[Start DOCUMENT]

I contemplate this magnificence of Nature
in Augustinian metaphysical terms. On
the great seas of this Earth, “the fields and spacious palaces of my memory,”[3]
I am able to “see the invisible things of God,”[4]
and begin “ascending by steps to him who made me.”[5] Going to sea is thus a mystical experience,
an opportunity to commune with the Deity through the medium of his Creation in
its most pristine and unspoiled state.
The seemingly aimless and random musings of my idle mind on the sea—“without
logical sequence”—also lead me to the Divine.
The mystique of the sea, then, like the constancy of the North Star,
unfailingly provides the direction to the Summit of all human aspiration.

[End DOCUMENT]

• [WRITTEN PROBLEM 1]
In the passage on the sea, in what terms does the writer contemplate the magnificence of Nature?
• [WRITTEN PROBLEM 2]
Carry on the reflection on the sea, starting after its final sentence.
The rows have no connection to the passage on the sea.

[Start DATASET ENTRIES]

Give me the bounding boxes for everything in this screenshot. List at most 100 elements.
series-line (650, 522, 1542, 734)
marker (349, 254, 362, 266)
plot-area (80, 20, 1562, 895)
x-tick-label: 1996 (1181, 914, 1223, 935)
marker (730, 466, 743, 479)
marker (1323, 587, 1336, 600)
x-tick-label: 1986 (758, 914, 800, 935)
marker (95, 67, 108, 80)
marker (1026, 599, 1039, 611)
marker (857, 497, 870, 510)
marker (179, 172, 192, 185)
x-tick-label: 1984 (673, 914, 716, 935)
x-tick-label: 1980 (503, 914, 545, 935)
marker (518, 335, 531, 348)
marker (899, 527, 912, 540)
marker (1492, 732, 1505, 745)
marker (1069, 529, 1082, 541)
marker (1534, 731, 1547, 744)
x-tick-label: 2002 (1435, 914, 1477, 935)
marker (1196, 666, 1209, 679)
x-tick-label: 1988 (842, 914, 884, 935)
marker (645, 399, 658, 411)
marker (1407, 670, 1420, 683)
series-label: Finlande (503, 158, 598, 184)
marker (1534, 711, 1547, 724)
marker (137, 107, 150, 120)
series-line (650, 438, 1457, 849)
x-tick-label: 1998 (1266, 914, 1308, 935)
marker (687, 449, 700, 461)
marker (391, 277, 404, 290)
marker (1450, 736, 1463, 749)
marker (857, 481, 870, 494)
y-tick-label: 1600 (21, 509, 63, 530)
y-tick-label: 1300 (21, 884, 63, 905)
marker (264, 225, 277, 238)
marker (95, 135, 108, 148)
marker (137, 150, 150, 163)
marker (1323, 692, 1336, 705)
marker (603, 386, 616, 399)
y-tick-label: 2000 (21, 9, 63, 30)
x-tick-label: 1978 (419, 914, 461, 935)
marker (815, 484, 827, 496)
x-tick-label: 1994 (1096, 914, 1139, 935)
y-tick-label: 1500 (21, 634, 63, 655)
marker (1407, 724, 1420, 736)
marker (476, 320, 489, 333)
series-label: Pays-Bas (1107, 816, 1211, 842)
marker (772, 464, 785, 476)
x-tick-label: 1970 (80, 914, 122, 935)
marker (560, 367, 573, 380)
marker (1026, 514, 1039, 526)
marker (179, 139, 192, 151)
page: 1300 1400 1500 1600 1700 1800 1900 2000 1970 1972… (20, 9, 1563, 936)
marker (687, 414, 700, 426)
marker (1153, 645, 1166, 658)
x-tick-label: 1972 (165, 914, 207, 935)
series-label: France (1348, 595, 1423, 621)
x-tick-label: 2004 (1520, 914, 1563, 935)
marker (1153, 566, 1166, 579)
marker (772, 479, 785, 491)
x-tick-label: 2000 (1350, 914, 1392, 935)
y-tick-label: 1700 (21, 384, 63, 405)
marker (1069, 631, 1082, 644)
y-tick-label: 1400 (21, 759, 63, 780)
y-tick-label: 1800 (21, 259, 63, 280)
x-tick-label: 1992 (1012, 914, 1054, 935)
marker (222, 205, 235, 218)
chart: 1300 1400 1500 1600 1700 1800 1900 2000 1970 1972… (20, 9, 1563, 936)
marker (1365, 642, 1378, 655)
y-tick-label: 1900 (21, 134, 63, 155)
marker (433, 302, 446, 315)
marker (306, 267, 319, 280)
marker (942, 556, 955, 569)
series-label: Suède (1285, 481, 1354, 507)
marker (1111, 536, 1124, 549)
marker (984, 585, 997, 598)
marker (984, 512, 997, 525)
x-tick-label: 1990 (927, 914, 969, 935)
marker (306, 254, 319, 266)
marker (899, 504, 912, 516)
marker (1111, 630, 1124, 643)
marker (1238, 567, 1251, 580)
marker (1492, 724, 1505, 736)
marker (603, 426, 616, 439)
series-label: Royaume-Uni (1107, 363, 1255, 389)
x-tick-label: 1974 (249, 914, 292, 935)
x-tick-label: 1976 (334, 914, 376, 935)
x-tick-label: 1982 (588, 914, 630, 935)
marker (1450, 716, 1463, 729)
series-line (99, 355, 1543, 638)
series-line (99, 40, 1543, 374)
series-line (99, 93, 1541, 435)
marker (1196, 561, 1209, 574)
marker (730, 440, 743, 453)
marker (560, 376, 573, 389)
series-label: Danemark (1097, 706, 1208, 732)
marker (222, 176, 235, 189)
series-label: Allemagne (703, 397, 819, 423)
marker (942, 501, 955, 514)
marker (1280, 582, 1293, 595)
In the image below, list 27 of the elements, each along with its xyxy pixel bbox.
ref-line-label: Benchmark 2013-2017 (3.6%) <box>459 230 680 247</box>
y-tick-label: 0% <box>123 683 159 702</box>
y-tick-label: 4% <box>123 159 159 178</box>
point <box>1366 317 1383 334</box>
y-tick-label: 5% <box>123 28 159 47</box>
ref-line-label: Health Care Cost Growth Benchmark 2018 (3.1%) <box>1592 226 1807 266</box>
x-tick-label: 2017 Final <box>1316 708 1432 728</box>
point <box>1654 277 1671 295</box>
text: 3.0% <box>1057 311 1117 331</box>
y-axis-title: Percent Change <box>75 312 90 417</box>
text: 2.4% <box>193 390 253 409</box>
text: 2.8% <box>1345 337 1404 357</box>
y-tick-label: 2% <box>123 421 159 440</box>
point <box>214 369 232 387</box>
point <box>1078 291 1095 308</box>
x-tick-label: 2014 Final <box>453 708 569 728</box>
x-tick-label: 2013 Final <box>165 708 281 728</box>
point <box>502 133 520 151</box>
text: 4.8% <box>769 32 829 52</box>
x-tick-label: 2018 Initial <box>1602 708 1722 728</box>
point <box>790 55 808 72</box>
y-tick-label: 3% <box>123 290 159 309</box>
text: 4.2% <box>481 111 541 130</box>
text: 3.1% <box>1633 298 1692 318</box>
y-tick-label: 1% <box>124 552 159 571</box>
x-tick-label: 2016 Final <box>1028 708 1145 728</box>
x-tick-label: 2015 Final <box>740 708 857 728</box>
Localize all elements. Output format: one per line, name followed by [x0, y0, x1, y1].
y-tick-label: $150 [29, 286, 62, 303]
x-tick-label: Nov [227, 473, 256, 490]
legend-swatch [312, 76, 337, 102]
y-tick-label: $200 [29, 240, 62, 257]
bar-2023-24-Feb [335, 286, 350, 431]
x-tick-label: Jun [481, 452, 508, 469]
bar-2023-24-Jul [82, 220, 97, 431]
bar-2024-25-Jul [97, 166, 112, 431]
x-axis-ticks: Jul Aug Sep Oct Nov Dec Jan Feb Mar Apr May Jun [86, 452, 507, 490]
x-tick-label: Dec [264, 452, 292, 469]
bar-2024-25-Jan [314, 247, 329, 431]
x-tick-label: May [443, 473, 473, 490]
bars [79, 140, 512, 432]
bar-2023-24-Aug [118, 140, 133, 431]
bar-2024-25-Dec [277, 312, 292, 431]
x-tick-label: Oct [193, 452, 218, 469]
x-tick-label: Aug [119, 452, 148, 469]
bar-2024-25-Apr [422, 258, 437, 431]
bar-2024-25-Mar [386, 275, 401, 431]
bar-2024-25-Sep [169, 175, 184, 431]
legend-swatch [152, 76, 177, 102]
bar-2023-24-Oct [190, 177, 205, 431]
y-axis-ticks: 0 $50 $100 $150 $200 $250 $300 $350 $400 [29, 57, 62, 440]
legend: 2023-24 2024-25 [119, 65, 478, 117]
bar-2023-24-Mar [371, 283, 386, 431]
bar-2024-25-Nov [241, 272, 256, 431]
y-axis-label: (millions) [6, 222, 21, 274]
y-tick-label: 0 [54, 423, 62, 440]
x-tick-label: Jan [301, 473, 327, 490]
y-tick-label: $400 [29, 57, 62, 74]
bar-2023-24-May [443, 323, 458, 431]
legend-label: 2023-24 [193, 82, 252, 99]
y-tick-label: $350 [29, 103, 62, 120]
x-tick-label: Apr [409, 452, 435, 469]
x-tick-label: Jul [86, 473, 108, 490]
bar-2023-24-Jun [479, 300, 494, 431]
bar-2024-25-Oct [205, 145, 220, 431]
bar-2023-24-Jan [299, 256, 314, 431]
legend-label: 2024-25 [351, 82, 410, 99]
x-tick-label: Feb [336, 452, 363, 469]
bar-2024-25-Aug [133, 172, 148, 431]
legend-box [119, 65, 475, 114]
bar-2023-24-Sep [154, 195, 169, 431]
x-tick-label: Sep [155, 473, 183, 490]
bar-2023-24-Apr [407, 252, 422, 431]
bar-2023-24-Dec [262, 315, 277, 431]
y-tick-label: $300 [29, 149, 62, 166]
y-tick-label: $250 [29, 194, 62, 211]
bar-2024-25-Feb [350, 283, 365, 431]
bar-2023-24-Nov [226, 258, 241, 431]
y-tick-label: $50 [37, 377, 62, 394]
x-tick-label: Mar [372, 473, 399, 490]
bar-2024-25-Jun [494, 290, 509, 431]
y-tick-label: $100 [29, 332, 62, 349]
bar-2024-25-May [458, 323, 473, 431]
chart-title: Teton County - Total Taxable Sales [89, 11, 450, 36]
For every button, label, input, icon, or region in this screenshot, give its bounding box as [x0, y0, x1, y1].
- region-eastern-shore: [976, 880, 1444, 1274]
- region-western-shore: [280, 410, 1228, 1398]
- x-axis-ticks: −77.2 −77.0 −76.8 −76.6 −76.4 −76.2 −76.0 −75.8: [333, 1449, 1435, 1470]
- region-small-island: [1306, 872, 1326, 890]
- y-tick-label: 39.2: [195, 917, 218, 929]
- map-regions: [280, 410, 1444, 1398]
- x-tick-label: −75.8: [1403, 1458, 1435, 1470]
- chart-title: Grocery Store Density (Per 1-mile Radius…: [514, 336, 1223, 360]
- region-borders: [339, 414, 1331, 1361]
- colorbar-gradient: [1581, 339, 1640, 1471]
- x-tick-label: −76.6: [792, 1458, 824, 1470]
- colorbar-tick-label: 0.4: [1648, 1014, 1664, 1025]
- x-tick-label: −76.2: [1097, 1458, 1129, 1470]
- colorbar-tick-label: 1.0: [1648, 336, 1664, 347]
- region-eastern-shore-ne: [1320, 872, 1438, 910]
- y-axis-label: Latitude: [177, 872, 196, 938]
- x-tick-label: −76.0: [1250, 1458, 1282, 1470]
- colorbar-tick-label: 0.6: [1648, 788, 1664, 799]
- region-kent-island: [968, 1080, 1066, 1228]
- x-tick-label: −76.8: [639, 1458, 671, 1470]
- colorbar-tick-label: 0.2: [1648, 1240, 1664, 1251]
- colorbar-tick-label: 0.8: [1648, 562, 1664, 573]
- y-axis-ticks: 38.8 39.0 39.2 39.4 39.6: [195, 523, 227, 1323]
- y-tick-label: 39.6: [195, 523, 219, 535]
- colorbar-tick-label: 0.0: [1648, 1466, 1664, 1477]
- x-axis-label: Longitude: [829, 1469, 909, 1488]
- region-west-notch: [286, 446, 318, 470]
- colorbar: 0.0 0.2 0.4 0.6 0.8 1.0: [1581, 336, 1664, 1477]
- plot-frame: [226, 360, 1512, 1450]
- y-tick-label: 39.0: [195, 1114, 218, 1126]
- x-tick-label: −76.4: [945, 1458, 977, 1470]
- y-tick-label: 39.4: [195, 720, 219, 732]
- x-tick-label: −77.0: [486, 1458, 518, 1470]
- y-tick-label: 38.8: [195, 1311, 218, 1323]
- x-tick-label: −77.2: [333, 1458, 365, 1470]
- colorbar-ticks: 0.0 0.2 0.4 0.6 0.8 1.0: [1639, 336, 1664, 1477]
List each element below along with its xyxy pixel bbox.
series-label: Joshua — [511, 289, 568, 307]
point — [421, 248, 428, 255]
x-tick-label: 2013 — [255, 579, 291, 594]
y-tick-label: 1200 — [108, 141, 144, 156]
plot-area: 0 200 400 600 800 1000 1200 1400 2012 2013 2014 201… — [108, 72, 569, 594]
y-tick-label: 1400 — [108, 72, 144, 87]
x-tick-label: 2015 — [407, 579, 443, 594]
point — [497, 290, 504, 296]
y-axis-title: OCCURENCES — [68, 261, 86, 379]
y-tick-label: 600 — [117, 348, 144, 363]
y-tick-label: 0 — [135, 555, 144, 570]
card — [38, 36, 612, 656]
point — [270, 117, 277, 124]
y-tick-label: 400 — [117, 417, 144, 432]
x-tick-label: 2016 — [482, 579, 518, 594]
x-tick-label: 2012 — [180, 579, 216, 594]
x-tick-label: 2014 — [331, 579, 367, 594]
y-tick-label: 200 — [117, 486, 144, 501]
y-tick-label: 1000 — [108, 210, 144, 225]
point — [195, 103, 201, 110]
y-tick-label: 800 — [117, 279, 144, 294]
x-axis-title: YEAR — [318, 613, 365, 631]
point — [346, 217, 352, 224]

[End DATASET ENTRIES]

• [REPLY 1]
In Augustinian metaphysical terms.

• [REPLY 2]
While my seafaring youth is now long
past, my memory preserves it and reminds me of my great good fortune in having
gone to sea all those years ago. The
experience of traveling by sea to distant countries and continents, to go where
and how the typical tourist does not, to experience peoples, cultures, and
languages vastly different from my own, and most significantly of all, to actually
live on the sea and commune with it and practically be a part of it for
extended periods, is to be educated and edified in the most sublime way
possible. It is an ineffable
experience. Fellow merchant seamen would
naturally understand, but to the layman it remains incomprehensibly and
immutably foreign.
[1] Margaret Drabble, ed., The Oxford Companion to English Literature,
fifth edition, Oxford: Oxford University Press, 1985, p. 944.
[2] Ibid.
[3] St. Augustine, The Confessions of St. Augustine, tr.
Msgr. John K. Ryan, Garden City, NY: Image Books, 1960, p. 236 (X:viii:xii).
[4] Op. cit., p. 235
(X:vi:x).
[5] Op. cit., p. 236
(X:viii:xii).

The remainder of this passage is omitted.